:: Entries ::

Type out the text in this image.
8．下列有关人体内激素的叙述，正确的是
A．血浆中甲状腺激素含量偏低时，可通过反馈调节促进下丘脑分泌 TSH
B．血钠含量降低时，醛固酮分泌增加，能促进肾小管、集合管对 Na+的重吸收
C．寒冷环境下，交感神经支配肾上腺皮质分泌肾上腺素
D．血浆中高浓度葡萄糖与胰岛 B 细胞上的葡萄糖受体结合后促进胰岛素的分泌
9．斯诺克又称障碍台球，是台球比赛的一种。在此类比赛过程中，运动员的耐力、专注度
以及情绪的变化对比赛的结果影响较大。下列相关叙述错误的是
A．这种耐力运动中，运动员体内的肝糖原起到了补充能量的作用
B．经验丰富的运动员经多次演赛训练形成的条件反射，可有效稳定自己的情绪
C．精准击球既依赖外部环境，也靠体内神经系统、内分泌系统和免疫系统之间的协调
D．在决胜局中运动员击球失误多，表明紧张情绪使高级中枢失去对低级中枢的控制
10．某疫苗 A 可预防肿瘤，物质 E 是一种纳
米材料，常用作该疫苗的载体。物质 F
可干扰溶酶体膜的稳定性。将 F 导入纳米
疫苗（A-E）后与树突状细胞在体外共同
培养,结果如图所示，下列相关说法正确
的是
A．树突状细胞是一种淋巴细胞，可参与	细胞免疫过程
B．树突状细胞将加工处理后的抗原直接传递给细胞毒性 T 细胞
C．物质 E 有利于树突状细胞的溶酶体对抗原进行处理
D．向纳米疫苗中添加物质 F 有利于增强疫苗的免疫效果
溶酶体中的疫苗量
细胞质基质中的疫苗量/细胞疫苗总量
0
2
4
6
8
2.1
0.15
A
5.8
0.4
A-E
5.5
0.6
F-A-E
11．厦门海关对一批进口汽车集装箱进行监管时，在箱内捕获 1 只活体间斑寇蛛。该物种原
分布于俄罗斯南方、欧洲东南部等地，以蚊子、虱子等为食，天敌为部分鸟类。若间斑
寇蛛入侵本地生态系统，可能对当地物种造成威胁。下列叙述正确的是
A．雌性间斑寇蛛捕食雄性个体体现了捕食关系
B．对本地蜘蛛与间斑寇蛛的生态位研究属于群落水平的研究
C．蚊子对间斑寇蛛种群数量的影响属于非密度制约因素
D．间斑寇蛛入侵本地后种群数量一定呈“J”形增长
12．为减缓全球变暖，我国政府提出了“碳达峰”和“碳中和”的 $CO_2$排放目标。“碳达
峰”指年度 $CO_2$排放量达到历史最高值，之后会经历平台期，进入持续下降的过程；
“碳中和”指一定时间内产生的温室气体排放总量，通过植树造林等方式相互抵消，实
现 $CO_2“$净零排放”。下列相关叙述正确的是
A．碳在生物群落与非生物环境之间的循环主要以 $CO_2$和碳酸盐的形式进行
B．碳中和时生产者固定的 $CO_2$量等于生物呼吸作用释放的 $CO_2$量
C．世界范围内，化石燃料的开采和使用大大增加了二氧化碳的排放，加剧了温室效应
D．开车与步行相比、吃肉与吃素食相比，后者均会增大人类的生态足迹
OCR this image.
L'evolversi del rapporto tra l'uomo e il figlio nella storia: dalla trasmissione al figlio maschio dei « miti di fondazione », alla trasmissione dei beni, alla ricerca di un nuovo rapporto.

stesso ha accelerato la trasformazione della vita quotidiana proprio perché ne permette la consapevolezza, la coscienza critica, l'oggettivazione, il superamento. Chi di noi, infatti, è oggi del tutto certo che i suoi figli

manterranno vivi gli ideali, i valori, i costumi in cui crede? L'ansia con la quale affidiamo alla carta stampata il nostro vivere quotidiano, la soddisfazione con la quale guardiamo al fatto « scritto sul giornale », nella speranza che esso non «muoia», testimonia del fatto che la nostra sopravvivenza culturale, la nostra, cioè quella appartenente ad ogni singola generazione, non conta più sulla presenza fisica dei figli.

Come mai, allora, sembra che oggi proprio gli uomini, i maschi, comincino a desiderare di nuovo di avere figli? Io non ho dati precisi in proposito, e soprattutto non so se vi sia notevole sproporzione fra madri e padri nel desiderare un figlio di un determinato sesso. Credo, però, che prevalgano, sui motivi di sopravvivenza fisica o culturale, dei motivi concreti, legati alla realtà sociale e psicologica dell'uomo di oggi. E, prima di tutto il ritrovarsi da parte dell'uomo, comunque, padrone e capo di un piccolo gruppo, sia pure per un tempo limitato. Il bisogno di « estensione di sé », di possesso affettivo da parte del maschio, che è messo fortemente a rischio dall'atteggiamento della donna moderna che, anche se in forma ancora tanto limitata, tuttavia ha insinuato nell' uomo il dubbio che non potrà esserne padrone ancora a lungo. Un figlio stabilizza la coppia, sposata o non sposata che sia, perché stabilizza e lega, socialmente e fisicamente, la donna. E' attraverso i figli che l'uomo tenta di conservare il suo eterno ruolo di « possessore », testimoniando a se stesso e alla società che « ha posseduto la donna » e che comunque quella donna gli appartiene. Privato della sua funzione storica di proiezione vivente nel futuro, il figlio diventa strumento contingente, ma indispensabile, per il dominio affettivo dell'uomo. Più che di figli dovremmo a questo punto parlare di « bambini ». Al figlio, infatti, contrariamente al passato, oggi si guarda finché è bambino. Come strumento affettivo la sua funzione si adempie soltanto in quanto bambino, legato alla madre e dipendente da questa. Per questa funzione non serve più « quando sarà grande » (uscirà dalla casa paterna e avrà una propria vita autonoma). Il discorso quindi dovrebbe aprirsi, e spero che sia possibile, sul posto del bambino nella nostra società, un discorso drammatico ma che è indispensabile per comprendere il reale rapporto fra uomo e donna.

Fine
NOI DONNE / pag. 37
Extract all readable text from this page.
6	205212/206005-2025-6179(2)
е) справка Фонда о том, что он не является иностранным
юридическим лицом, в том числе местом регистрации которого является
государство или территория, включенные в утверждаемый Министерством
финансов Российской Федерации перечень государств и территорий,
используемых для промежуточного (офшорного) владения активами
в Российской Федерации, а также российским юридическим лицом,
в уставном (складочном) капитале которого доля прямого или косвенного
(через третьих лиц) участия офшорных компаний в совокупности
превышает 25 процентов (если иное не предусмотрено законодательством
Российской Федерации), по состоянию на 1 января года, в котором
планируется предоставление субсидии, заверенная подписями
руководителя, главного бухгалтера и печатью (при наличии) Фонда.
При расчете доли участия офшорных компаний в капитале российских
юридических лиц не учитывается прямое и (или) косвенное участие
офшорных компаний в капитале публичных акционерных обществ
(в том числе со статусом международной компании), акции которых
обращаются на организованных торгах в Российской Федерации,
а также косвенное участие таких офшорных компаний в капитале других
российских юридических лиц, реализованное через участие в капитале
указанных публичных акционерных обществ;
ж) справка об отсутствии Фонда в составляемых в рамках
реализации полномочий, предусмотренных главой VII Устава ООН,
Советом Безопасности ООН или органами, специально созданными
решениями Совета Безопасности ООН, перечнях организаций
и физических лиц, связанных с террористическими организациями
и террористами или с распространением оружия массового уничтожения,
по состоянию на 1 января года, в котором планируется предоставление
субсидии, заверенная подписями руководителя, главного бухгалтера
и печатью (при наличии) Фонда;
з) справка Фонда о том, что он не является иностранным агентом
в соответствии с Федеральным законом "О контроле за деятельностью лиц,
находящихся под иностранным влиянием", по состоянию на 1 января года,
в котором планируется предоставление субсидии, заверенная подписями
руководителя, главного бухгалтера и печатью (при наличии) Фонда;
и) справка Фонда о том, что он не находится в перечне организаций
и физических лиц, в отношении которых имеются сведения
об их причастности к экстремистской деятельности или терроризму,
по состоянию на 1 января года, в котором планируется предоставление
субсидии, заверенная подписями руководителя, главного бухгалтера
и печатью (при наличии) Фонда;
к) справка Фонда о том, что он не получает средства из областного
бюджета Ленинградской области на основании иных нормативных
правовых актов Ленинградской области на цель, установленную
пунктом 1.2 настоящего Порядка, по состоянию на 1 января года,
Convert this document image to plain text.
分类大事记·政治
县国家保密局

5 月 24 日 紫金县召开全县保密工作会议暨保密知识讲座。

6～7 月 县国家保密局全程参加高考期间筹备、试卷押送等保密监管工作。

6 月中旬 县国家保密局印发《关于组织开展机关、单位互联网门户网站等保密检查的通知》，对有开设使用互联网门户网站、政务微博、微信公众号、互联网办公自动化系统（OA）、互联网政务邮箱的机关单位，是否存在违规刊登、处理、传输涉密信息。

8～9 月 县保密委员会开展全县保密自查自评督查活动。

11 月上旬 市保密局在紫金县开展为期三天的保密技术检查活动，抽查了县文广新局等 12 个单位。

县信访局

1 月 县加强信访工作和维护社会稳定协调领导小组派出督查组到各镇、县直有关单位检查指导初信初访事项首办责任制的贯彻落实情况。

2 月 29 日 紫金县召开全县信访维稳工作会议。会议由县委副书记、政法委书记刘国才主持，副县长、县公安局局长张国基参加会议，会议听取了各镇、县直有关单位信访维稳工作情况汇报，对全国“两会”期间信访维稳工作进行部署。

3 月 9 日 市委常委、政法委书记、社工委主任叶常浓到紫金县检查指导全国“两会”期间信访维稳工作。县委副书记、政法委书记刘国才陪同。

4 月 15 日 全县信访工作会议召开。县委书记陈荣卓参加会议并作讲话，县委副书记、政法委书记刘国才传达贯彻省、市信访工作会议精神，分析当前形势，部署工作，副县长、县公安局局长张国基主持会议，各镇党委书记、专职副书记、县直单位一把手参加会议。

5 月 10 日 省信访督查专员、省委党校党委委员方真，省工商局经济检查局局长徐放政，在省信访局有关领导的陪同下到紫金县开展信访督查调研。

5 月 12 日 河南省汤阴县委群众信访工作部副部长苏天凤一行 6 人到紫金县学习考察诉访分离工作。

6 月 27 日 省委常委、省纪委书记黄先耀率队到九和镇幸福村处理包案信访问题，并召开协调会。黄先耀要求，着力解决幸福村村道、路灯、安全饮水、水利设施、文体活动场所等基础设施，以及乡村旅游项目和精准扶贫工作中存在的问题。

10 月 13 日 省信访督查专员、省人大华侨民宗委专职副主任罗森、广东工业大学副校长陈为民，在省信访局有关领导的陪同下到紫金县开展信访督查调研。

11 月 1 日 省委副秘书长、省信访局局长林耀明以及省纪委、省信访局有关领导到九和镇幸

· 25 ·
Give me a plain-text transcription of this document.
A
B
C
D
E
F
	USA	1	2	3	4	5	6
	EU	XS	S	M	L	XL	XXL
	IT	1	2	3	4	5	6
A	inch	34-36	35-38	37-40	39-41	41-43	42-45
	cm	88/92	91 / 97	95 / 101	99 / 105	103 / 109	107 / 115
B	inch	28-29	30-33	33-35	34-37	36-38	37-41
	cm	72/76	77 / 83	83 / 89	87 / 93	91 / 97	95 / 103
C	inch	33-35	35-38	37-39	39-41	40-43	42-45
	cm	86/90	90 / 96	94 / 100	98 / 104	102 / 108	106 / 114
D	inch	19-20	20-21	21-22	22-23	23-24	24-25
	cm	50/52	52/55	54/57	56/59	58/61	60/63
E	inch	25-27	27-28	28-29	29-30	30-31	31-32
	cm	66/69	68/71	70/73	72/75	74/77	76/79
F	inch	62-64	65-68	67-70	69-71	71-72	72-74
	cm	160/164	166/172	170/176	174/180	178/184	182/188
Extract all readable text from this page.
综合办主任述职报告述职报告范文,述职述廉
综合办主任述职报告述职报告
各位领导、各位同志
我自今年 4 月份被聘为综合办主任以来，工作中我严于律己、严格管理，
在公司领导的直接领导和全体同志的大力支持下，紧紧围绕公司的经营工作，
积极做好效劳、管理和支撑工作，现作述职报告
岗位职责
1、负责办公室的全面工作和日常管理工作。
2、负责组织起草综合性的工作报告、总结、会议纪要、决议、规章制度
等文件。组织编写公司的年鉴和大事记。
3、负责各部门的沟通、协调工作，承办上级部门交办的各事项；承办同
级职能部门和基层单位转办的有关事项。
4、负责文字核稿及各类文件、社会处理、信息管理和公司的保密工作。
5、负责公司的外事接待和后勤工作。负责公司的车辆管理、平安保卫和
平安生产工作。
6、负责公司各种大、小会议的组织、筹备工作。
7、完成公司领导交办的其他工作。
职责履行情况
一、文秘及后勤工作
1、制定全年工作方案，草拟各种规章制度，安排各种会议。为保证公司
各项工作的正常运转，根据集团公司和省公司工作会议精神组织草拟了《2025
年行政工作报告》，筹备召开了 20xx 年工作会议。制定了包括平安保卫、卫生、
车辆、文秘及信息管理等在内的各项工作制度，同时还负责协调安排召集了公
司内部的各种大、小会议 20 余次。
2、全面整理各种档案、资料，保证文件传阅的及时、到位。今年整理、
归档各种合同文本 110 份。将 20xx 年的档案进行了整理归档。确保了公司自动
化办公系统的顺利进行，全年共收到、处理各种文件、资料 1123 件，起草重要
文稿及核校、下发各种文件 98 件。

:::

** Exercise description **
Reproduce each line of the material containing the word "компаний".

** Solution **
(через третьих лиц) участия офшорных компаний в совокупности
При расчете доли участия офшорных компаний в капитале российских
офшорных компаний в капитале публичных акционерных обществ
а также косвенное участие таких офшорных компаний в капитале других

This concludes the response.